> [Material for this task]:
########################################
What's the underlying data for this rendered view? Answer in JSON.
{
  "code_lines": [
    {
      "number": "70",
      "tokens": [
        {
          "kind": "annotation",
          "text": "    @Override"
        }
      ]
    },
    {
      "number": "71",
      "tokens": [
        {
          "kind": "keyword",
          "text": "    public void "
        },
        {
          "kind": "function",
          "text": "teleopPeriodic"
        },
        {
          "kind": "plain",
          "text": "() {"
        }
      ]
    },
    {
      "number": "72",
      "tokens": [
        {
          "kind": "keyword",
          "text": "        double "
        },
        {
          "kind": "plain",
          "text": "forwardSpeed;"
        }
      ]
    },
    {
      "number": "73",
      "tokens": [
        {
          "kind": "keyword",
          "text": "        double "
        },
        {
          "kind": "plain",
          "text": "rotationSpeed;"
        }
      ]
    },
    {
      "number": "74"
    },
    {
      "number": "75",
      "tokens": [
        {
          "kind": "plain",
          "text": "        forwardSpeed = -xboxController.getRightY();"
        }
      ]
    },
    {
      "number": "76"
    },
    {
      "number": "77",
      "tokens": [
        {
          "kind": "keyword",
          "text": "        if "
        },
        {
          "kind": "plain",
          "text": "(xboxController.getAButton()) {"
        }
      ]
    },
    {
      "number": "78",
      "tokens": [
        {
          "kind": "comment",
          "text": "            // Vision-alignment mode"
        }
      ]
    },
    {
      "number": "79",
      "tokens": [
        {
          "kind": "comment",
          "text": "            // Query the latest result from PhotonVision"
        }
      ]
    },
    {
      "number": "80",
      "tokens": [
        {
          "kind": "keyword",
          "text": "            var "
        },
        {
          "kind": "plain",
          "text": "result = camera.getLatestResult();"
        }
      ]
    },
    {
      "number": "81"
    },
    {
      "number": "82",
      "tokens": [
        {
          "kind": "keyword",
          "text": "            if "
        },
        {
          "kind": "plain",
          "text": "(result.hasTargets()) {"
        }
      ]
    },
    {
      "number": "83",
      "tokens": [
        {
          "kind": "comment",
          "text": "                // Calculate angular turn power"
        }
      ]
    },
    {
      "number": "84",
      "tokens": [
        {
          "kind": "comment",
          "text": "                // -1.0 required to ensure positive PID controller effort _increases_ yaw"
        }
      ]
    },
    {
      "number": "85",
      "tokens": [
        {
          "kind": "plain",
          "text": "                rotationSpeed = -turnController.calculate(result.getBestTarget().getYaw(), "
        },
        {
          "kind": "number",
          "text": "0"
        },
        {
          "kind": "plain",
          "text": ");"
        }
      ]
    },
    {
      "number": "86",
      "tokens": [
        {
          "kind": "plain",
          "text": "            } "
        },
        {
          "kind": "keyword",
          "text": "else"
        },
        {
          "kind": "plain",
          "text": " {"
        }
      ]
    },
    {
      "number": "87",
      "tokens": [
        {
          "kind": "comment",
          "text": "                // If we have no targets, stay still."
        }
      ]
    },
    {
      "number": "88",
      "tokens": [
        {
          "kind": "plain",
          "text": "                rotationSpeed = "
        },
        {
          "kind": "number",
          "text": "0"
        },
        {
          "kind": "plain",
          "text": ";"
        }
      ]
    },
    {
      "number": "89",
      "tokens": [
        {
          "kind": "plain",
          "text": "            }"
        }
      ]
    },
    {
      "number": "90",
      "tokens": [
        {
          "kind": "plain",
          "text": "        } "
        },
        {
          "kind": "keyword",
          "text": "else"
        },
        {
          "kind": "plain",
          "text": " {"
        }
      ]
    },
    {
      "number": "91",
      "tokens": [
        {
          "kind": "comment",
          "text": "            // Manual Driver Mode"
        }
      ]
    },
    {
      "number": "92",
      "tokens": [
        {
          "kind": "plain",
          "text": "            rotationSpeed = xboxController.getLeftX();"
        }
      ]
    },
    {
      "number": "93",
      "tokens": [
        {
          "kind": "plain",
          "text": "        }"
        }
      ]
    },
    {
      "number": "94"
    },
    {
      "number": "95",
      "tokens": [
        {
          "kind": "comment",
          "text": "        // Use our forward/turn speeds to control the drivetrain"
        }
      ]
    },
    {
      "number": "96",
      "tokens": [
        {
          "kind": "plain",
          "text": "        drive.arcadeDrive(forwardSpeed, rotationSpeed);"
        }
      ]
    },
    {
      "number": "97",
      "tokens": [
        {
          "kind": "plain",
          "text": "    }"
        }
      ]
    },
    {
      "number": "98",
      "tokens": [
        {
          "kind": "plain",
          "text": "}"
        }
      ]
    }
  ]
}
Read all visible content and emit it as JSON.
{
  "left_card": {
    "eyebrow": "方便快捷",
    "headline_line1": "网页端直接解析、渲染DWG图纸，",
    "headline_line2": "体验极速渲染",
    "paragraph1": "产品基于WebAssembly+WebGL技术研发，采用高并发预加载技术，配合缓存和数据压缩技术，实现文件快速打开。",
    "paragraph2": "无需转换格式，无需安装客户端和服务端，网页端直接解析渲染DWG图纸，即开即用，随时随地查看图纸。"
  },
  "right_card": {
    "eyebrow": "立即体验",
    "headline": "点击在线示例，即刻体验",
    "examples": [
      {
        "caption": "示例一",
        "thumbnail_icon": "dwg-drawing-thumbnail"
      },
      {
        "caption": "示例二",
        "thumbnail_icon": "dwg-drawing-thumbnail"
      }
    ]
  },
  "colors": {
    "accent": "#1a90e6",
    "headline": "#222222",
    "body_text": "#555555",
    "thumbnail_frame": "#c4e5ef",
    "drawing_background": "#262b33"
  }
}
########################################
> [Problem requirements]:
Repeat the material above exactly.

> [The answer]:
What's the underlying data for this rendered view? Answer in JSON.
{
  "code_lines": [
    {
      "number": "70",
      "tokens": [
        {
          "kind": "annotation",
          "text": "    @Override"
        }
      ]
    },
    {
      "number": "71",
      "tokens": [
        {
          "kind": "keyword",
          "text": "    public void "
        },
        {
          "kind": "function",
          "text": "teleopPeriodic"
        },
        {
          "kind": "plain",
          "text": "() {"
        }
      ]
    },
    {
      "number": "72",
      "tokens": [
        {
          "kind": "keyword",
          "text": "        double "
        },
        {
          "kind": "plain",
          "text": "forwardSpeed;"
        }
      ]
    },
    {
      "number": "73",
      "tokens": [
        {
          "kind": "keyword",
          "text": "        double "
        },
        {
          "kind": "plain",
          "text": "rotationSpeed;"
        }
      ]
    },
    {
      "number": "74"
    },
    {
      "number": "75",
      "tokens": [
        {
          "kind": "plain",
          "text": "        forwardSpeed = -xboxController.getRightY();"
        }
      ]
    },
    {
      "number": "76"
    },
    {
      "number": "77",
      "tokens": [
        {
          "kind": "keyword",
          "text": "        if "
        },
        {
          "kind": "plain",
          "text": "(xboxController.getAButton()) {"
        }
      ]
    },
    {
      "number": "78",
      "tokens": [
        {
          "kind": "comment",
          "text": "            // Vision-alignment mode"
        }
      ]
    },
    {
      "number": "79",
      "tokens": [
        {
          "kind": "comment",
          "text": "            // Query the latest result from PhotonVision"
        }
      ]
    },
    {
      "number": "80",
      "tokens": [
        {
          "kind": "keyword",
          "text": "            var "
        },
        {
          "kind": "plain",
          "text": "result = camera.getLatestResult();"
        }
      ]
    },
    {
      "number": "81"
    },
    {
      "number": "82",
      "tokens": [
        {
          "kind": "keyword",
          "text": "            if "
        },
        {
          "kind": "plain",
          "text": "(result.hasTargets()) {"
        }
      ]
    },
    {
      "number": "83",
      "tokens": [
        {
          "kind": "comment",
          "text": "                // Calculate angular turn power"
        }
      ]
    },
    {
      "number": "84",
      "tokens": [
        {
          "kind": "comment",
          "text": "                // -1.0 required to ensure positive PID controller effort _increases_ yaw"
        }
      ]
    },
    {
      "number": "85",
      "tokens": [
        {
          "kind": "plain",
          "text": "                rotationSpeed = -turnController.calculate(result.getBestTarget().getYaw(), "
        },
        {
          "kind": "number",
          "text": "0"
        },
        {
          "kind": "plain",
          "text": ");"
        }
      ]
    },
    {
      "number": "86",
      "tokens": [
        {
          "kind": "plain",
          "text": "            } "
        },
        {
          "kind": "keyword",
          "text": "else"
        },
        {
          "kind": "plain",
          "text": " {"
        }
      ]
    },
    {
      "number": "87",
      "tokens": [
        {
          "kind": "comment",
          "text": "                // If we have no targets, stay still."
        }
      ]
    },
    {
      "number": "88",
      "tokens": [
        {
          "kind": "plain",
          "text": "                rotationSpeed = "
        },
        {
          "kind": "number",
          "text": "0"
        },
        {
          "kind": "plain",
          "text": ";"
        }
      ]
    },
    {
      "number": "89",
      "tokens": [
        {
          "kind": "plain",
          "text": "            }"
        }
      ]
    },
    {
      "number": "90",
      "tokens": [
        {
          "kind": "plain",
          "text": "        } "
        },
        {
          "kind": "keyword",
          "text": "else"
        },
        {
          "kind": "plain",
          "text": " {"
        }
      ]
    },
    {
      "number": "91",
      "tokens": [
        {
          "kind": "comment",
          "text": "            // Manual Driver Mode"
        }
      ]
    },
    {
      "number": "92",
      "tokens": [
        {
          "kind": "plain",
          "text": "            rotationSpeed = xboxController.getLeftX();"
        }
      ]
    },
    {
      "number": "93",
      "tokens": [
        {
          "kind": "plain",
          "text": "        }"
        }
      ]
    },
    {
      "number": "94"
    },
    {
      "number": "95",
      "tokens": [
        {
          "kind": "comment",
          "text": "        // Use our forward/turn speeds to control the drivetrain"
        }
      ]
    },
    {
      "number": "96",
      "tokens": [
        {
          "kind": "plain",
          "text": "        drive.arcadeDrive(forwardSpeed, rotationSpeed);"
        }
      ]
    },
    {
      "number": "97",
      "tokens": [
        {
          "kind": "plain",
          "text": "    }"
        }
      ]
    },
    {
      "number": "98",
      "tokens": [
        {
          "kind": "plain",
          "text": "}"
        }
      ]
    }
  ]
}
Read all visible content and emit it as JSON.
{
  "left_card": {
    "eyebrow": "方便快捷",
    "headline_line1": "网页端直接解析、渲染DWG图纸，",
    "headline_line2": "体验极速渲染",
    "paragraph1": "产品基于WebAssembly+WebGL技术研发，采用高并发预加载技术，配合缓存和数据压缩技术，实现文件快速打开。",
    "paragraph2": "无需转换格式，无需安装客户端和服务端，网页端直接解析渲染DWG图纸，即开即用，随时随地查看图纸。"
  },
  "right_card": {
    "eyebrow": "立即体验",
    "headline": "点击在线示例，即刻体验",
    "examples": [
      {
        "caption": "示例一",
        "thumbnail_icon": "dwg-drawing-thumbnail"
      },
      {
        "caption": "示例二",
        "thumbnail_icon": "dwg-drawing-thumbnail"
      }
    ]
  },
  "colors": {
    "accent": "#1a90e6",
    "headline": "#222222",
    "body_text": "#555555",
    "thumbnail_frame": "#c4e5ef",
    "drawing_background": "#262b33"
  }
}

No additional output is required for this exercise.